━━━━━ Extract

Rimsky-Korsakov's 'The Tsar's Bride' at the Royal Opera House, Covent Garden.
Bill Cooper
/
courtesy of the Royal Opera House, Covent Garden
Rimsky-Korsakov's 'The Tsar's Bride' at the Royal Opera House, Covent Garden.

In 1939, the great Russian film director Sergei Eisenstein made a splash in Hollywood with the American release of his sweeping historical epic Alexander Nevsky. Then he followed it up in the '40s with the even more sprawling, three-part drama Ivan the Terrible.

To many American movie buffs, these films surely seemed new and exotic, with their colorful Russian settings and dark, psychological undertones. Opera fans, on the other hand, may have recognized the movies as part of a theatrical trend dating back to the previous century.

In the mid-1800s, a group of young composers got together in St. Petersburg. Now known as "The Mighty Handful," their goal was to establish a distinctly Russian school of composing, and Russian history was one of their most important tools.

When it comes to opera, the most famous product of their efforts is Modest Mussorgsky's Boris Godunov. Other members of the group also pitched in — notably Alexander Borodin with Prince Igor. And there was another, less familiar contribution from a composer not known for somber, historical dramas: Nikolai Rimsky-Korsakov.

━━━━━━━━━━
━━━━━ Raw records

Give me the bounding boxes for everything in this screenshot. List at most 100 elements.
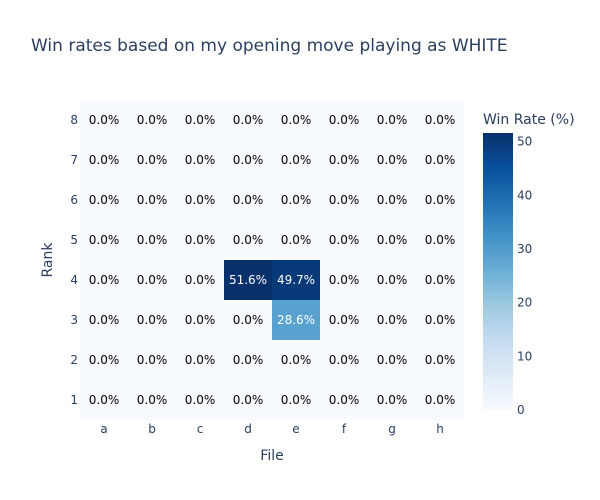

━━━━━━━━━━
━━━━━ Raw records

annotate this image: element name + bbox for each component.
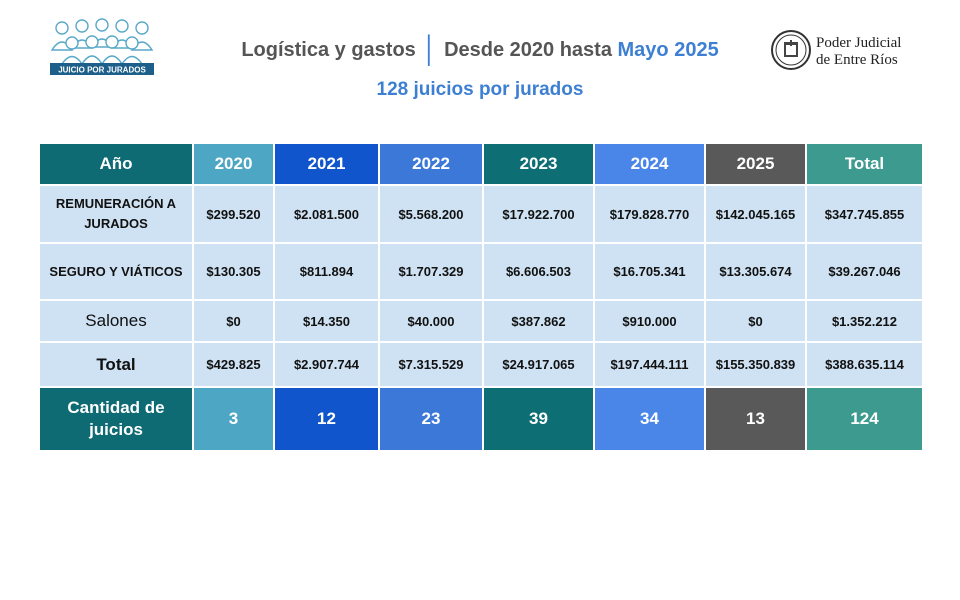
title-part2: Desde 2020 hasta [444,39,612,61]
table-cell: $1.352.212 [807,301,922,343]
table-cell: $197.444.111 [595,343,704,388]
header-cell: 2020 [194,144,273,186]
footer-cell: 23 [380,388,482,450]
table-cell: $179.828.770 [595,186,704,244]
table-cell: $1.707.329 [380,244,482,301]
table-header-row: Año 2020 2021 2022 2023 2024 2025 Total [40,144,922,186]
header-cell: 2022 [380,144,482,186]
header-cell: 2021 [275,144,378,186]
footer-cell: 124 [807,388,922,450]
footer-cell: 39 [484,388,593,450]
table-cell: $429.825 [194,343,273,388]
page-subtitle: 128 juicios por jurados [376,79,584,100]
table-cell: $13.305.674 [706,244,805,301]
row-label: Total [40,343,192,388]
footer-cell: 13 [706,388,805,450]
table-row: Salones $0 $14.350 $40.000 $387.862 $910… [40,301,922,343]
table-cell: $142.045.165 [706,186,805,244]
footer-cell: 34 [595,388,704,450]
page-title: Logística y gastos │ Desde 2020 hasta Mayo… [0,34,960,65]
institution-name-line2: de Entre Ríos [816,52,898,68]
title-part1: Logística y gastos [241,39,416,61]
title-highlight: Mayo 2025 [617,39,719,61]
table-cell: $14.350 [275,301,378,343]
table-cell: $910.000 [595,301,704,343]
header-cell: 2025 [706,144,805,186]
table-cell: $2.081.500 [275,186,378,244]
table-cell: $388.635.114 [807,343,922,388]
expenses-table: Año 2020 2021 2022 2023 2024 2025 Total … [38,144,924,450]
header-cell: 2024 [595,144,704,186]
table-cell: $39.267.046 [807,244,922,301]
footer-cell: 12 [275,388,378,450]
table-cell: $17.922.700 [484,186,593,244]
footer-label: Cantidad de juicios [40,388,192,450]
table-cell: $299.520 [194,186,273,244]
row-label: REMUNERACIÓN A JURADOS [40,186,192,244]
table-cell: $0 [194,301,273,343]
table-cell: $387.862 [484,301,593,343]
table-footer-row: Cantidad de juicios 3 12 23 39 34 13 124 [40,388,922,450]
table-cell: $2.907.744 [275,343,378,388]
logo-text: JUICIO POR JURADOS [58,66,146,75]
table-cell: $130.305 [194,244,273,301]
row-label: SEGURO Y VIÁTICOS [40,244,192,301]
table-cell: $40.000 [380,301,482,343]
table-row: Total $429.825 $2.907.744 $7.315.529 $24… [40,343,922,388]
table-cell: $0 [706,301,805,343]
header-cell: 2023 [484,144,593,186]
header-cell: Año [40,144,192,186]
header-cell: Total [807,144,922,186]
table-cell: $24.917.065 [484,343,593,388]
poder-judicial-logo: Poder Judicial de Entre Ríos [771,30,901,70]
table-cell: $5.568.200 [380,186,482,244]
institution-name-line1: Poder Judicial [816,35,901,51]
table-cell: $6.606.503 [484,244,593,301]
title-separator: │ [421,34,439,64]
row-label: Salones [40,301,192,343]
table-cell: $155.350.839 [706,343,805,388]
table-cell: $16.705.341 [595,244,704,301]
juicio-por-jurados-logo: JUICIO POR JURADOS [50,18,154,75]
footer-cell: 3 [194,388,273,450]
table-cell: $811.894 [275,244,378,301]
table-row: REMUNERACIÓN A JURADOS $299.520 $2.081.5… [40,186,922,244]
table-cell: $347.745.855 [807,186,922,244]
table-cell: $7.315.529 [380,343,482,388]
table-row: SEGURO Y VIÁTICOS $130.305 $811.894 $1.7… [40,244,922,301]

━━━━━━━━━━

Your instructions. Continue the article on Russian historical opera and Rimsky-Korsakov from its last sentence. The rows are separate material and have no connection to the article about Russian historical opera.

Written response.
Though Rimsky-Korsakov is familiar to many music lovers for his brilliantly orchestrated concert music — including the popular symphonic poem Scheherazade — he also wrote a dozen or so operas. Many of them are showy concoctions based on fantastic stories from Russian folklore and legend. But his 1899 opera The Tsar's Bride is something else altogether. It's a complex, psychological drama, steeped in history and driven by one of the same characters that later inspired Eisenstein: the 16th-century Tsar Ivan IV (better known in the English-speaking world as Ivan the Terrible). It's also a fascinating attempt by a distinctly Russian composer to compose an opera leaning heavily on a lyrical, almost Italian style of vocal writing.

The story of The Tsar's Bride speculates about a single, mysterious event during Ivan's long reign — his brief marriage to Marfa Sobakin, his third wife, who died just days after their wedding in 1571. In the opera, Ivan himself never utters a word. During his single appearance on stage, his identity is revealed though a traditional Russian melody heard in the orchestra. Yet the tsar is a looming presence throughout the drama, represented in the oppressive actions of his dreaded secret police, the oprichniks, who include some of the opera's most compelling characters.

World of Opera host Lisa Simeone presents The Tsar's Bride in a striking new production from London's Royal Opera House, Covent Garden. In it, stage director Paul Curran moves the drama forward more than four centuries, setting the action in present-day Moscow. The stars include soprano Marina Poplavskaya as Marfa, baritone Johann Reuter as the ruthless oprichnik Gryaznoy and mezzo-soprano Ekaterina Gubanova as Marfa's tragic rival, Lyubasha.

See the previous edition of World of Opera or the full archive.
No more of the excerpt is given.